## Task brief
Show all lines from the data that include the word "gimnastycznej".

# Start of Recorded information

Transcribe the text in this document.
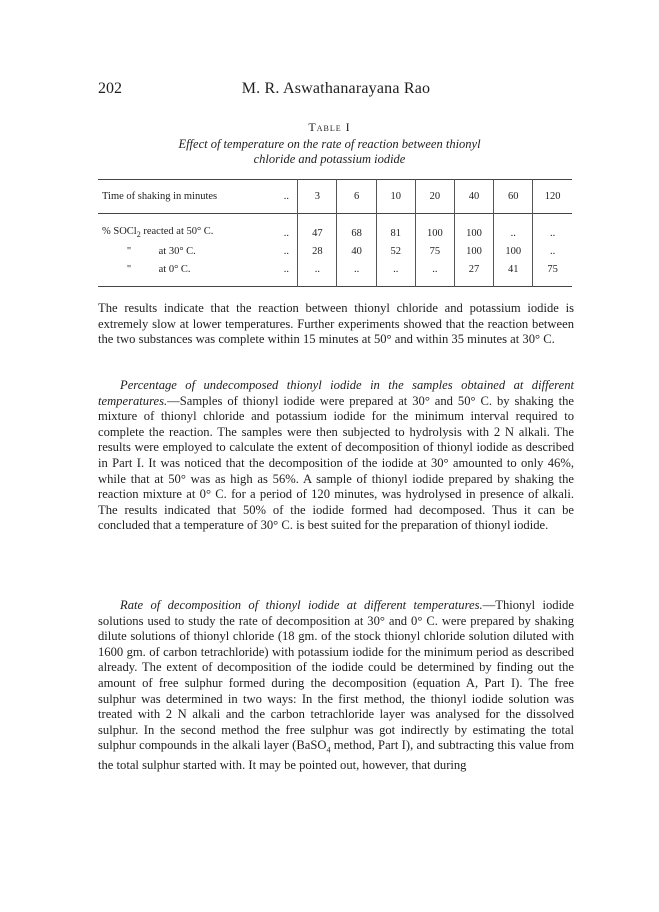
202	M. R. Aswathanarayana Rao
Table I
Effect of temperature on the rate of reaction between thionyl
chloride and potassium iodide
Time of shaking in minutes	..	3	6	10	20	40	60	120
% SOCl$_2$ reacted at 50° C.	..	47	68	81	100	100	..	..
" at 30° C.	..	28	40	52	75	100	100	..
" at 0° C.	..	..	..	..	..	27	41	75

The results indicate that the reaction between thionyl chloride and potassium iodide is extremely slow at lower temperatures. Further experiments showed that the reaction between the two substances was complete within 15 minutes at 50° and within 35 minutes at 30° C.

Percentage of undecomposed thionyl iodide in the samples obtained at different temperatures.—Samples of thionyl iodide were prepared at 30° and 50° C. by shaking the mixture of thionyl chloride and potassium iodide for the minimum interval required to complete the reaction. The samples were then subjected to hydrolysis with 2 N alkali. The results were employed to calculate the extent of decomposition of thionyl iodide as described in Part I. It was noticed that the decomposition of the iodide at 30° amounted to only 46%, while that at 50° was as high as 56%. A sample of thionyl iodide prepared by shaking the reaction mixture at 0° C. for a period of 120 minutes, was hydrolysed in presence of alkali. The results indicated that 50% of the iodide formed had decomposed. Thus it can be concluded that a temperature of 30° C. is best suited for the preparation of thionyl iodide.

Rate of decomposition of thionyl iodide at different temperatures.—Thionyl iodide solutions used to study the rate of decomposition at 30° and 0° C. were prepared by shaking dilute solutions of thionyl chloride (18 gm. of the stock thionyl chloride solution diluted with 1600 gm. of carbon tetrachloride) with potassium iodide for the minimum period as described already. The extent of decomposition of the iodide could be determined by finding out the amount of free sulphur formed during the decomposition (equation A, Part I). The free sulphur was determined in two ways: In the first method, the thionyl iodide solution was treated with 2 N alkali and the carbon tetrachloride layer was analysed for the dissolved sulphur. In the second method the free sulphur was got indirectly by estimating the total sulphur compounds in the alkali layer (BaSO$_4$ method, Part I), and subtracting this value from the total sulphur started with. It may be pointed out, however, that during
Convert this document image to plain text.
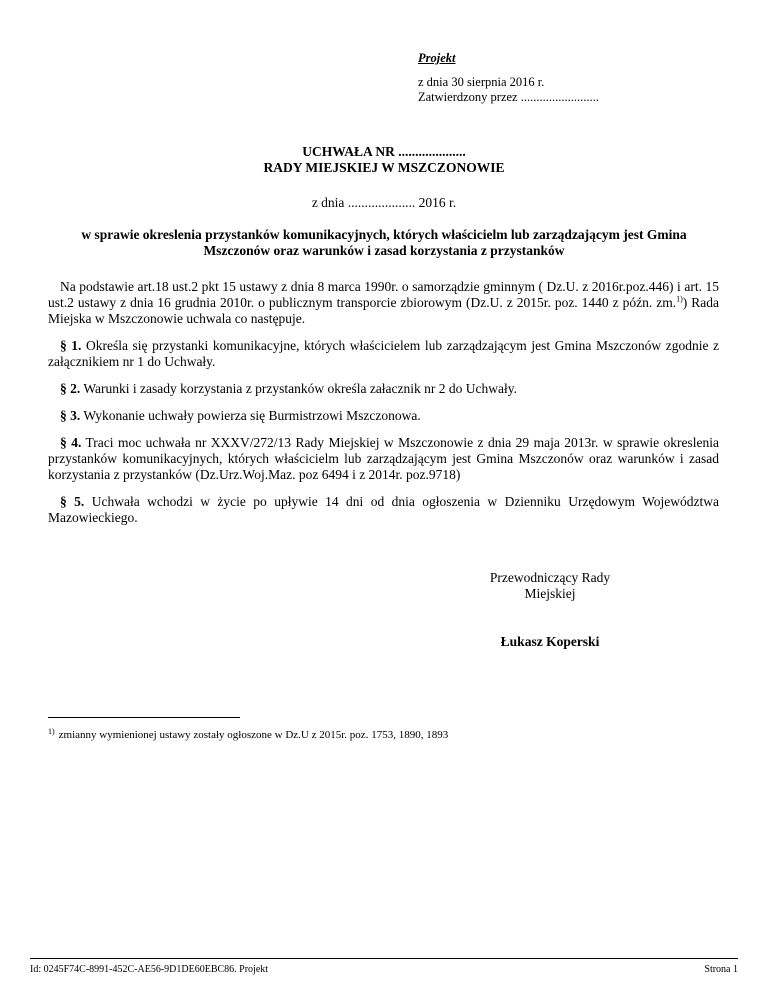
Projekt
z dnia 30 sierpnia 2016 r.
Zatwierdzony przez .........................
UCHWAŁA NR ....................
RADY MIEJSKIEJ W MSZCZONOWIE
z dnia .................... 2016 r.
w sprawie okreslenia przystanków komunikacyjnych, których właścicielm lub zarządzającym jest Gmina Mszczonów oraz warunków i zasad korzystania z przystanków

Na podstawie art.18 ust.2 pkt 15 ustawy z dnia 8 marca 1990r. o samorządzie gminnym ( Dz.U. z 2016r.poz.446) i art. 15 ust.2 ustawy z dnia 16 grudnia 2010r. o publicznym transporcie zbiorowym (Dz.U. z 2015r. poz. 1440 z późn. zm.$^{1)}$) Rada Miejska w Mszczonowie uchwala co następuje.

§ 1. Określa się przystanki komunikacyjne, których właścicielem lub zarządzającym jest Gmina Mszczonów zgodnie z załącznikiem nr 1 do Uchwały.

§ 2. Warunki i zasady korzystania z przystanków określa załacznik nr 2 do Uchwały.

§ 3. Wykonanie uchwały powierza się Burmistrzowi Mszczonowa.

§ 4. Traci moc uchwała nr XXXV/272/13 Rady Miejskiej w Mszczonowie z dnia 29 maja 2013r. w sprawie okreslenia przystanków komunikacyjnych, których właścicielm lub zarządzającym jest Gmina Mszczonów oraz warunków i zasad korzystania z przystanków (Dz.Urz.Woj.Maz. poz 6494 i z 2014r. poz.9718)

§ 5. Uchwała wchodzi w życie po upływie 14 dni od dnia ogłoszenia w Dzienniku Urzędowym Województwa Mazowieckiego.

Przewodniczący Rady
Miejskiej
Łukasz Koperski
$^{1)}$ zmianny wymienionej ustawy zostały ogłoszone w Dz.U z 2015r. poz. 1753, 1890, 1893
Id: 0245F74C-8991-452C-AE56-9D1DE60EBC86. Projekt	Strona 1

# End of Recorded information
# Start of Recorded information

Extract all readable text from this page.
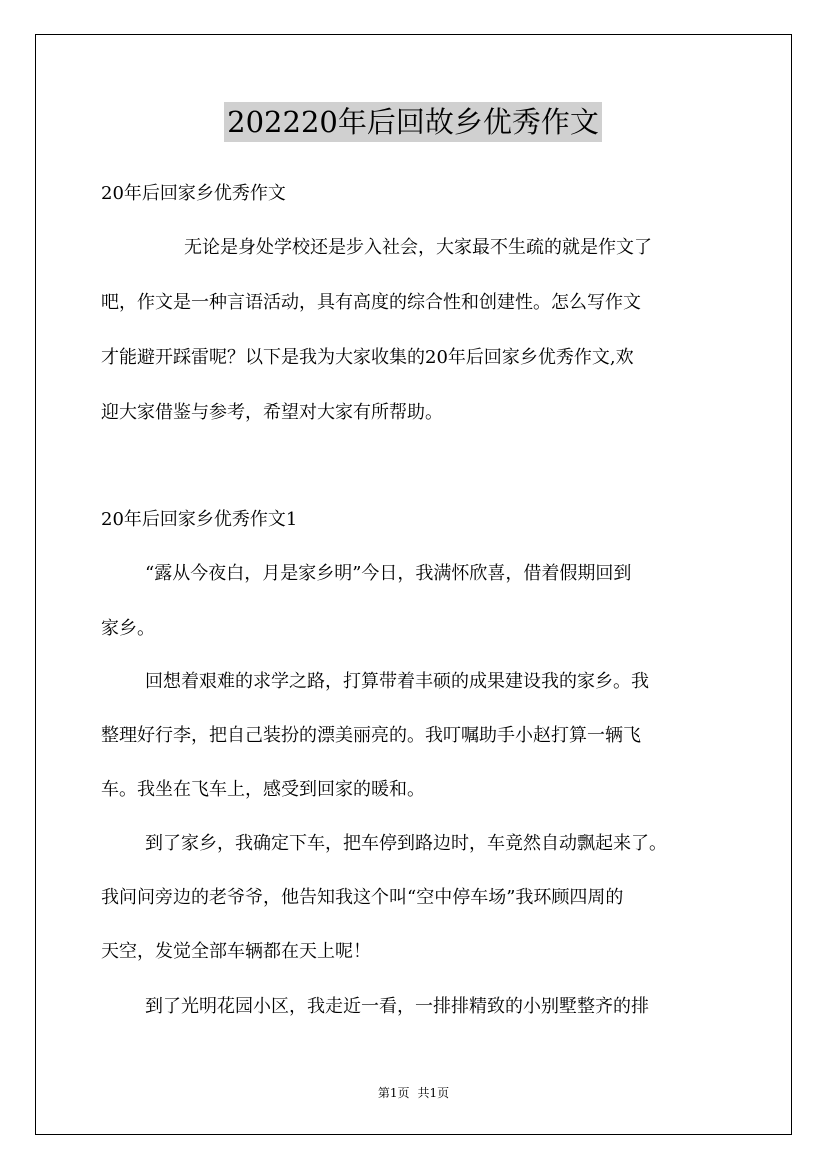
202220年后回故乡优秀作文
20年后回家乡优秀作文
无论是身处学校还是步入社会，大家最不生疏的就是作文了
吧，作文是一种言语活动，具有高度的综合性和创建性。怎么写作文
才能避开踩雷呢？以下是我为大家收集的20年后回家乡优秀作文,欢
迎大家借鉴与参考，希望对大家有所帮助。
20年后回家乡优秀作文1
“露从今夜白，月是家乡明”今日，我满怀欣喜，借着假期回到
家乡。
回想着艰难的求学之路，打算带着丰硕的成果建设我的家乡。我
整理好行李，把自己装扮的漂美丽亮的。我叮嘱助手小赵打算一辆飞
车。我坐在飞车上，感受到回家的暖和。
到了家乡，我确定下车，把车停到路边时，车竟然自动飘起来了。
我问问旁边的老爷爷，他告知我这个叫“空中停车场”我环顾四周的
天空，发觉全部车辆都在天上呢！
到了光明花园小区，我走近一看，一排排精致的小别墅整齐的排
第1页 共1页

# End of Recorded information
# Start of Recorded information

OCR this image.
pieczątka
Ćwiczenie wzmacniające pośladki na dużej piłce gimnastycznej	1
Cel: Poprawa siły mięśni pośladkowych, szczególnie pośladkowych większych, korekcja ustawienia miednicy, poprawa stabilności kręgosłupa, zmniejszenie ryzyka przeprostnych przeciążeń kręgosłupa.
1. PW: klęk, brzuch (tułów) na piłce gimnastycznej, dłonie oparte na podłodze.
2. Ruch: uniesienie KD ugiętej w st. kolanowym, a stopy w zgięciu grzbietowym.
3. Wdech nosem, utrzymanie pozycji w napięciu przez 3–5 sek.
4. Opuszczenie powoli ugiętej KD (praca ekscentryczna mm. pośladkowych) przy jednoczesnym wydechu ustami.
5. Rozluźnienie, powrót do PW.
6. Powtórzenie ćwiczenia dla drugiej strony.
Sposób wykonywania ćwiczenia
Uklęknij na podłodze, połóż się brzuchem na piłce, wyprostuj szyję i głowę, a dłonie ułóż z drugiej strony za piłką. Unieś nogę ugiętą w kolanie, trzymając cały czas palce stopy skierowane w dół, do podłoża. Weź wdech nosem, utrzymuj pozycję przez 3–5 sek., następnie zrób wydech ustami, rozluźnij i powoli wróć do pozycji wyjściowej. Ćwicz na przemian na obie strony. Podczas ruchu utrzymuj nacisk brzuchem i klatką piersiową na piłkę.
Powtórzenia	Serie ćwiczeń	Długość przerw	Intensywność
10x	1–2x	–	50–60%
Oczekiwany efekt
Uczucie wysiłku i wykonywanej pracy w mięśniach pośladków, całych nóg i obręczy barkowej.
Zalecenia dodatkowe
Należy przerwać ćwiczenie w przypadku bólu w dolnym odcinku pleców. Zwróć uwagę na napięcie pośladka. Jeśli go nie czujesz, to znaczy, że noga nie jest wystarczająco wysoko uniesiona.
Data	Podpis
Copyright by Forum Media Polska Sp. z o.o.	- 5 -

# End of Recorded information

## In response
Ćwiczenie wzmacniające pośladki na dużej piłce gimnastycznej	1
1. PW: klęk, brzuch (tułów) na piłce gimnastycznej, dłonie oparte na podłodze.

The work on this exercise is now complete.